EXCERPT TO READ >>
# Would the real Dunbar please stand up.....



## DIZ (Nov 17, 2010)

Driving down W. Broadway in Vancouver and saw Dunbar:blink:


----------



## UnclogNH (Mar 28, 2009)

I was at Walmart they sell Dunbar XL snack cakes and Dunbar cereal shapped like pipe wrenches with toilet marshmallows :jester:


----------



## DUNBAR PLUMBING (Sep 11, 2008)

I used to put that fellow's banner on my website, that way if they typed in the wrong one, they could get back to where they was headed.


I'm breakin' into the food industry! :thumbsup:


----------



## Widdershins (Feb 5, 2011)

DIZ said:


> Driving down W. Broadway in Vancouver and saw Dunbar:blink:


 It figures he'd drive a Chevy.:laughing:


----------



## futz (Sep 17, 2009)

EXCERPTED DATA >>

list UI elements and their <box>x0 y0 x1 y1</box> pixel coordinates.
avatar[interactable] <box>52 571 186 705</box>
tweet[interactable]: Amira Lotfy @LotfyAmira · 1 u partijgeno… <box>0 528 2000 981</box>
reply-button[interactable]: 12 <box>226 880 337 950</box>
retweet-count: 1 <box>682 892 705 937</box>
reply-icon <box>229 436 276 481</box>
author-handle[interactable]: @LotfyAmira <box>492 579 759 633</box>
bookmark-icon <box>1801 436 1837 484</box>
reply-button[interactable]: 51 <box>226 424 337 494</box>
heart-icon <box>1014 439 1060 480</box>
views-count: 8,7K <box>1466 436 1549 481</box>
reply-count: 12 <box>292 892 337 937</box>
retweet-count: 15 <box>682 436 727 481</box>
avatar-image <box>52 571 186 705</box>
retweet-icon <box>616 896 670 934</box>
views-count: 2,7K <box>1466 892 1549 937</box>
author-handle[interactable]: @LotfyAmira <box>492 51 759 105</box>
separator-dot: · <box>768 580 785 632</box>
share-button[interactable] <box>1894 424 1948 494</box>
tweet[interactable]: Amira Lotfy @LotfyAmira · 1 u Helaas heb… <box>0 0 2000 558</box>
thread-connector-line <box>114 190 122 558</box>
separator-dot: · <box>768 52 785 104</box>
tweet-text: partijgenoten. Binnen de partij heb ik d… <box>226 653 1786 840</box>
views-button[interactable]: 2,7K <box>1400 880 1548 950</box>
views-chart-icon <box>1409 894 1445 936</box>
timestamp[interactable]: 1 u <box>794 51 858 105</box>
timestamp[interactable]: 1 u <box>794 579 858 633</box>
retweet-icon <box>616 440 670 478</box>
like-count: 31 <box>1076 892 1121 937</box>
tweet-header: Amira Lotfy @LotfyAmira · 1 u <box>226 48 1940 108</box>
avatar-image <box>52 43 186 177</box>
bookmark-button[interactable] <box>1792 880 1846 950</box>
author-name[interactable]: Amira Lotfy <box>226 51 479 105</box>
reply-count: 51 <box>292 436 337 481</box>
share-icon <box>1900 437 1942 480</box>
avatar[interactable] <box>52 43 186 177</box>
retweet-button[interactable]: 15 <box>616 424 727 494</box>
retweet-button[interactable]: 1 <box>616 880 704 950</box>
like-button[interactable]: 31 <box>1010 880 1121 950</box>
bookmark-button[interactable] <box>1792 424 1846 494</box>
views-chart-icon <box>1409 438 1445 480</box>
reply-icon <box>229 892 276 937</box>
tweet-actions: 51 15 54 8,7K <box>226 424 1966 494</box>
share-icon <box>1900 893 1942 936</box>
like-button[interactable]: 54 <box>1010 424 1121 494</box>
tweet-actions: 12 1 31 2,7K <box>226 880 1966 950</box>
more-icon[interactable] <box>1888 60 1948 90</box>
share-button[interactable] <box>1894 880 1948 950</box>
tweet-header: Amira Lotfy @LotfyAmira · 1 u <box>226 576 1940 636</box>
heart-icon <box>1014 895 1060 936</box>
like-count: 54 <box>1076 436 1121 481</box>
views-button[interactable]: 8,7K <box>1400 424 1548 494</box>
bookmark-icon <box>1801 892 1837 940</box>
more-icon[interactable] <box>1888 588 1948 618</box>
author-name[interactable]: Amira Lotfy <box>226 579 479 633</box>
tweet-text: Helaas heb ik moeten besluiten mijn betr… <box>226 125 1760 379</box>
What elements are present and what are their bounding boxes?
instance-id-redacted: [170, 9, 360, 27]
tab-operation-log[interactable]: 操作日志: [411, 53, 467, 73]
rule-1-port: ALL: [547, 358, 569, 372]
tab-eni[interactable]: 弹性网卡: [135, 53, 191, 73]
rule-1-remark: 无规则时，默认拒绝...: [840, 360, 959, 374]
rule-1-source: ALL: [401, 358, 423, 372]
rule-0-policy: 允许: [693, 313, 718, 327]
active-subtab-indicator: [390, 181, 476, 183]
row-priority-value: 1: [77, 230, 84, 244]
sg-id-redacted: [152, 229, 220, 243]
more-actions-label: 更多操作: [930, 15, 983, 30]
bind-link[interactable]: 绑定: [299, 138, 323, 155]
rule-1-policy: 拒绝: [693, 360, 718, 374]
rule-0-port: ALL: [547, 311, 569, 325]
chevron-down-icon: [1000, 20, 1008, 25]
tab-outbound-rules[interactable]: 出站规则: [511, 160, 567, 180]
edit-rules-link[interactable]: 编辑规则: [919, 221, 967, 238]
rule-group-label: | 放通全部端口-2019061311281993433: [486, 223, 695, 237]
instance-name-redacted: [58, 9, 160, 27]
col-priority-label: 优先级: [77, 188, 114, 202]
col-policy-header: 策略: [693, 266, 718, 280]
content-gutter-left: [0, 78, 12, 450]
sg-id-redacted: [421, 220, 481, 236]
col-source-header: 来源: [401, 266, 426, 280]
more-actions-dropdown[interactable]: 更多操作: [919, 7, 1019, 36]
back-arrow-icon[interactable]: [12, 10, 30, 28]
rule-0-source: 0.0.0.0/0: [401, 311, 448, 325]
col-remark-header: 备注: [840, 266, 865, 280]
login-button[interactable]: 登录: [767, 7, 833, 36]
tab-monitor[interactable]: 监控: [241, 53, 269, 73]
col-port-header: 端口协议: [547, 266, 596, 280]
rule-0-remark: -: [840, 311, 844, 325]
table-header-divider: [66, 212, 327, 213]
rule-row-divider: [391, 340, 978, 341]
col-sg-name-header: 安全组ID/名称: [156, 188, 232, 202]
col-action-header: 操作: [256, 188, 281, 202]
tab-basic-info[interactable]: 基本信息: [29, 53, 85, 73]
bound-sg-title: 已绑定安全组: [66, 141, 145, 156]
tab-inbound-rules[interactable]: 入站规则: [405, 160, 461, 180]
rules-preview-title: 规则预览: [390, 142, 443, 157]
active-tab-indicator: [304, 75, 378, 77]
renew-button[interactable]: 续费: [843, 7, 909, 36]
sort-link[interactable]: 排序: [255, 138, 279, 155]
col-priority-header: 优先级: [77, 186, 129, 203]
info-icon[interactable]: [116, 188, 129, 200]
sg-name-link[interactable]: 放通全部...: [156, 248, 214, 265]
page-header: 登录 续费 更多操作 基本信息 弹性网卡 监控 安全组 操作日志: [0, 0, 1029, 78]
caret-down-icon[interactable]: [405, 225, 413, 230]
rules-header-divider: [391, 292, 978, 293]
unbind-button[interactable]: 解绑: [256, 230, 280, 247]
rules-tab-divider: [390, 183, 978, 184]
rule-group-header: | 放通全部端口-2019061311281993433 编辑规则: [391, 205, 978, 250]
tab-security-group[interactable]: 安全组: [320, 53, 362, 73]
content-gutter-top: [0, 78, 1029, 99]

REQUIRED WORK >>
a: Summarize the forum thread about Dunbar in two sentences.
b: Duplicate the records verbatim, starting at their first line and ending at the line that contains "share-icon <box>1900 893 1942 936</box>", with both of those lines included.

SOLUTIONS TO THE PROBLEMS >>
a: Forum members joke about things bearing the Dunbar name: one reports seeing Dunbar on W. Broadway in Vancouver, and another claims Walmart sells Dunbar XL snack cakes and a Dunbar cereal shaped like pipe wrenches with toilet marshmallows. DUNBAR PLUMBING says he once put the other fellow's banner on his website so people who typed in the wrong one could get back to where they were headed, and a later reply remarks that it figures he would drive a Chevy.

b:
list UI elements and their <box>x0 y0 x1 y1</box> pixel coordinates.
avatar[interactable] <box>52 571 186 705</box>
tweet[interactable]: Amira Lotfy @LotfyAmira · 1 u partijgeno… <box>0 528 2000 981</box>
reply-button[interactable]: 12 <box>226 880 337 950</box>
retweet-count: 1 <box>682 892 705 937</box>
reply-icon <box>229 436 276 481</box>
author-handle[interactable]: @LotfyAmira <box>492 579 759 633</box>
bookmark-icon <box>1801 436 1837 484</box>
reply-button[interactable]: 51 <box>226 424 337 494</box>
heart-icon <box>1014 439 1060 480</box>
views-count: 8,7K <box>1466 436 1549 481</box>
reply-count: 12 <box>292 892 337 937</box>
retweet-count: 15 <box>682 436 727 481</box>
avatar-image <box>52 571 186 705</box>
retweet-icon <box>616 896 670 934</box>
views-count: 2,7K <box>1466 892 1549 937</box>
author-handle[interactable]: @LotfyAmira <box>492 51 759 105</box>
separator-dot: · <box>768 580 785 632</box>
share-button[interactable] <box>1894 424 1948 494</box>
tweet[interactable]: Amira Lotfy @LotfyAmira · 1 u Helaas heb… <box>0 0 2000 558</box>
thread-connector-line <box>114 190 122 558</box>
separator-dot: · <box>768 52 785 104</box>
tweet-text: partijgenoten. Binnen de partij heb ik d… <box>226 653 1786 840</box>
views-button[interactable]: 2,7K <box>1400 880 1548 950</box>
views-chart-icon <box>1409 894 1445 936</box>
timestamp[interactable]: 1 u <box>794 51 858 105</box>
timestamp[interactable]: 1 u <box>794 579 858 633</box>
retweet-icon <box>616 440 670 478</box>
like-count: 31 <box>1076 892 1121 937</box>
tweet-header: Amira Lotfy @LotfyAmira · 1 u <box>226 48 1940 108</box>
avatar-image <box>52 43 186 177</box>
bookmark-button[interactable] <box>1792 880 1846 950</box>
author-name[interactable]: Amira Lotfy <box>226 51 479 105</box>
reply-count: 51 <box>292 436 337 481</box>
share-icon <box>1900 437 1942 480</box>
avatar[interactable] <box>52 43 186 177</box>
retweet-button[interactable]: 15 <box>616 424 727 494</box>
retweet-button[interactable]: 1 <box>616 880 704 950</box>
like-button[interactable]: 31 <box>1010 880 1121 950</box>
bookmark-button[interactable] <box>1792 424 1846 494</box>
views-chart-icon <box>1409 438 1445 480</box>
reply-icon <box>229 892 276 937</box>
tweet-actions: 51 15 54 8,7K <box>226 424 1966 494</box>
share-icon <box>1900 893 1942 936</box>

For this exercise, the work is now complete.